Problem to solve: Reproduce the records below exactly as they appear, omitting any pictures they contain.

#### The input ####

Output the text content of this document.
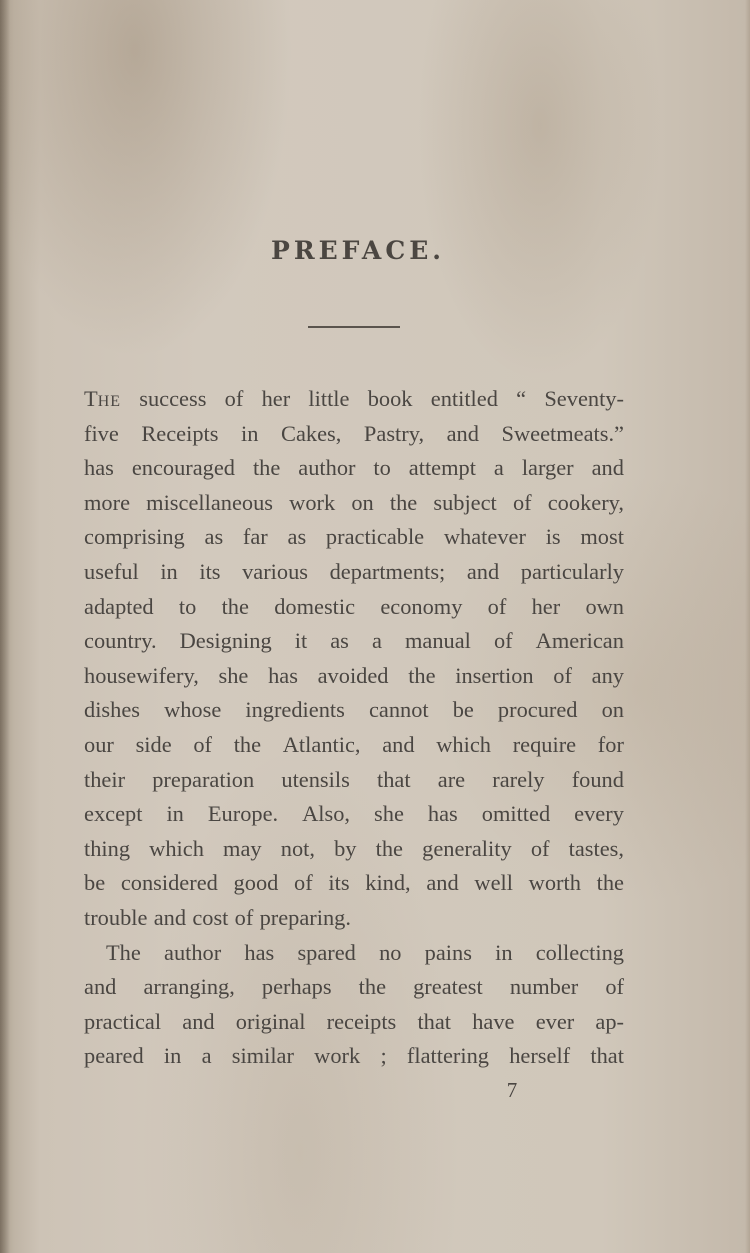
PREFACE.
THE success of her little book entitled “ Seventy-
five Receipts in Cakes, Pastry, and Sweetmeats.”
has encouraged the author to attempt a larger and
more miscellaneous work on the subject of cookery,
comprising as far as practicable whatever is most
useful in its various departments; and particularly
adapted to the domestic economy of her own
country. Designing it as a manual of American
housewifery, she has avoided the insertion of any
dishes whose ingredients cannot be procured on
our side of the Atlantic, and which require for
their preparation utensils that are rarely found
except in Europe. Also, she has omitted every
thing which may not, by the generality of tastes,
be considered good of its kind, and well worth the
trouble and cost of preparing.
The author has spared no pains in collecting
and arranging, perhaps the greatest number of
practical and original receipts that have ever ap-
peared in a similar work ; flattering herself that
7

####

Output:
Output the text content of this document.
PREFACE.
THE success of her little book entitled “ Seventy-
five Receipts in Cakes, Pastry, and Sweetmeats.”
has encouraged the author to attempt a larger and
more miscellaneous work on the subject of cookery,
comprising as far as practicable whatever is most
useful in its various departments; and particularly
adapted to the domestic economy of her own
country. Designing it as a manual of American
housewifery, she has avoided the insertion of any
dishes whose ingredients cannot be procured on
our side of the Atlantic, and which require for
their preparation utensils that are rarely found
except in Europe. Also, she has omitted every
thing which may not, by the generality of tastes,
be considered good of its kind, and well worth the
trouble and cost of preparing.
The author has spared no pains in collecting
and arranging, perhaps the greatest number of
practical and original receipts that have ever ap-
peared in a similar work ; flattering herself that
7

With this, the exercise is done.